_Exercise goal_
List all the lines in these records that hold "this".

_Provided records_
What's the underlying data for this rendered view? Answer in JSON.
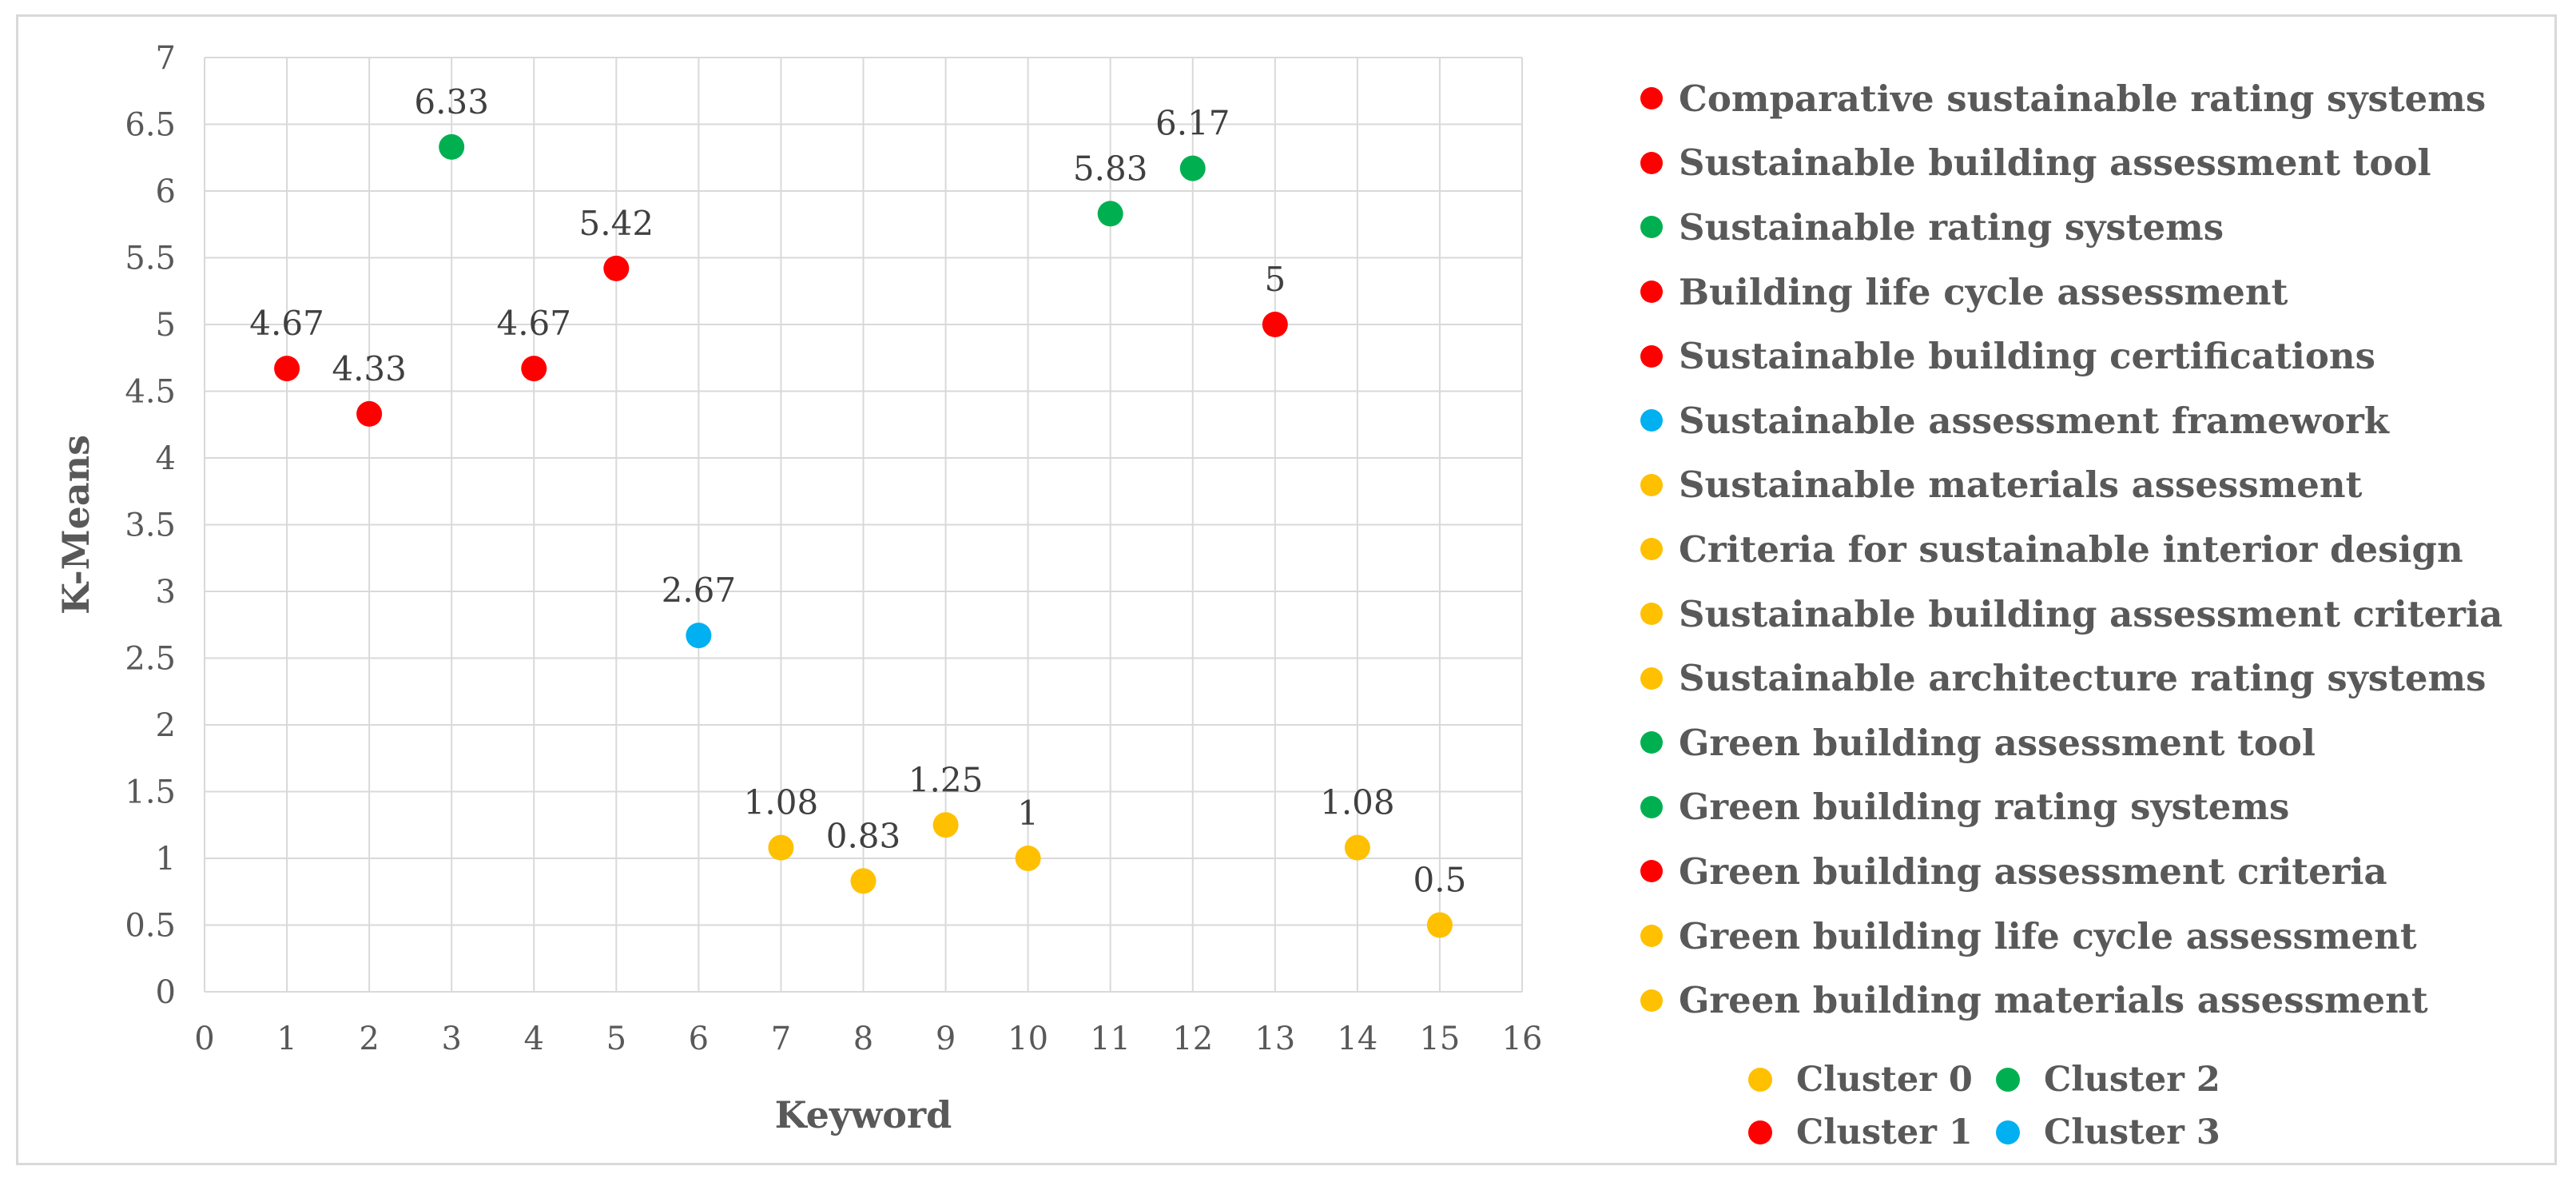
{
  "chart_data": {
    "type": "scatter",
    "xlabel": "Keyword",
    "ylabel": "K-Means",
    "xlim": [
      0,
      16
    ],
    "ylim": [
      0,
      7
    ],
    "x_ticks": [
      "0",
      "1",
      "2",
      "3",
      "4",
      "5",
      "6",
      "7",
      "8",
      "9",
      "10",
      "11",
      "12",
      "13",
      "14",
      "15",
      "16"
    ],
    "y_ticks": [
      "0",
      "0.5",
      "1",
      "1.5",
      "2",
      "2.5",
      "3",
      "3.5",
      "4",
      "4.5",
      "5",
      "5.5",
      "6",
      "6.5",
      "7"
    ],
    "grid": true,
    "points": [
      {
        "x": 1,
        "y": 4.67,
        "label": "4.67",
        "cluster": 1
      },
      {
        "x": 2,
        "y": 4.33,
        "label": "4.33",
        "cluster": 1
      },
      {
        "x": 3,
        "y": 6.33,
        "label": "6.33",
        "cluster": 2
      },
      {
        "x": 4,
        "y": 4.67,
        "label": "4.67",
        "cluster": 1
      },
      {
        "x": 5,
        "y": 5.42,
        "label": "5.42",
        "cluster": 1
      },
      {
        "x": 6,
        "y": 2.67,
        "label": "2.67",
        "cluster": 3
      },
      {
        "x": 7,
        "y": 1.08,
        "label": "1.08",
        "cluster": 0
      },
      {
        "x": 8,
        "y": 0.83,
        "label": "0.83",
        "cluster": 0
      },
      {
        "x": 9,
        "y": 1.25,
        "label": "1.25",
        "cluster": 0
      },
      {
        "x": 10,
        "y": 1,
        "label": "1",
        "cluster": 0
      },
      {
        "x": 11,
        "y": 5.83,
        "label": "5.83",
        "cluster": 2
      },
      {
        "x": 12,
        "y": 6.17,
        "label": "6.17",
        "cluster": 2
      },
      {
        "x": 13,
        "y": 5,
        "label": "5",
        "cluster": 1
      },
      {
        "x": 14,
        "y": 1.08,
        "label": "1.08",
        "cluster": 0
      },
      {
        "x": 15,
        "y": 0.5,
        "label": "0.5",
        "cluster": 0
      }
    ],
    "keywords": [
      {
        "label": "Comparative sustainable rating systems",
        "cluster": 1
      },
      {
        "label": "Sustainable building assessment tool",
        "cluster": 1
      },
      {
        "label": "Sustainable rating systems",
        "cluster": 2
      },
      {
        "label": "Building life cycle assessment",
        "cluster": 1
      },
      {
        "label": "Sustainable building certifications",
        "cluster": 1
      },
      {
        "label": "Sustainable assessment framework",
        "cluster": 3
      },
      {
        "label": "Sustainable materials assessment",
        "cluster": 0
      },
      {
        "label": "Criteria for sustainable interior design",
        "cluster": 0
      },
      {
        "label": "Sustainable building assessment criteria",
        "cluster": 0
      },
      {
        "label": "Sustainable architecture rating systems",
        "cluster": 0
      },
      {
        "label": "Green building assessment tool",
        "cluster": 2
      },
      {
        "label": "Green building rating systems",
        "cluster": 2
      },
      {
        "label": "Green building assessment criteria",
        "cluster": 1
      },
      {
        "label": "Green building life cycle assessment",
        "cluster": 0
      },
      {
        "label": "Green building materials assessment",
        "cluster": 0
      }
    ],
    "clusters": [
      {
        "id": 0,
        "name": "Cluster 0",
        "color": "#ffc000"
      },
      {
        "id": 2,
        "name": "Cluster 2",
        "color": "#00b050"
      },
      {
        "id": 1,
        "name": "Cluster 1",
        "color": "#ff0000"
      },
      {
        "id": 3,
        "name": "Cluster 3",
        "color": "#00b0f0"
      }
    ]
  }
}
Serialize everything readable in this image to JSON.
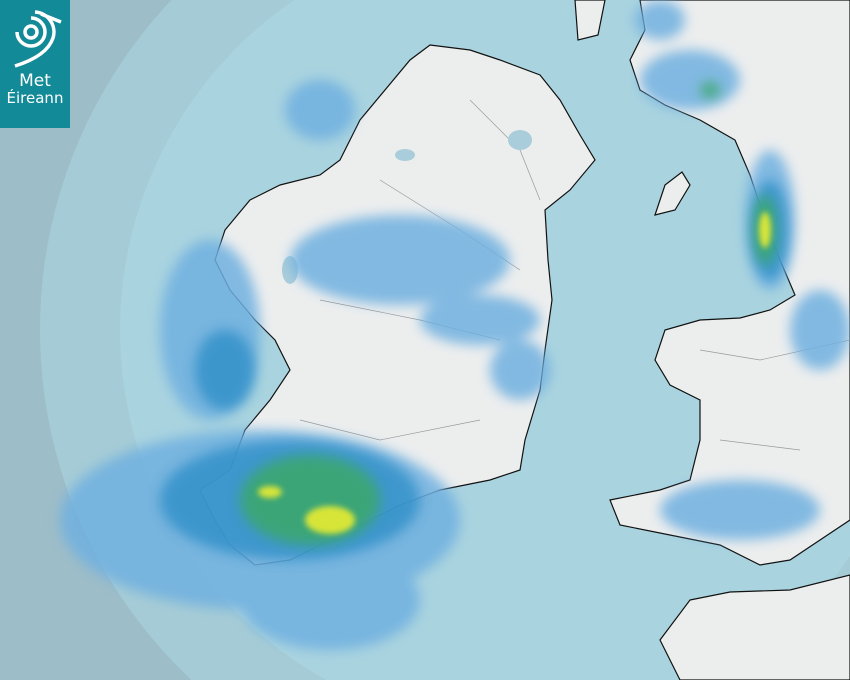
{
  "logo": {
    "line1": "Met",
    "line2": "Éireann"
  },
  "map": {
    "type": "rainfall-radar",
    "colors": {
      "outside_range": "#9dbdc8",
      "sea": "#a8d2de",
      "land": "#eceeee",
      "light_rain": "#6fb0e0",
      "moderate_rain": "#2f8fc8",
      "heavier_rain": "#3aa86a",
      "heavy_rain": "#e8ec30"
    }
  }
}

_Completed exercise_
What's the underlying data for this rendered view? Answer in JSON.
Serialize everything readable in this image to JSON.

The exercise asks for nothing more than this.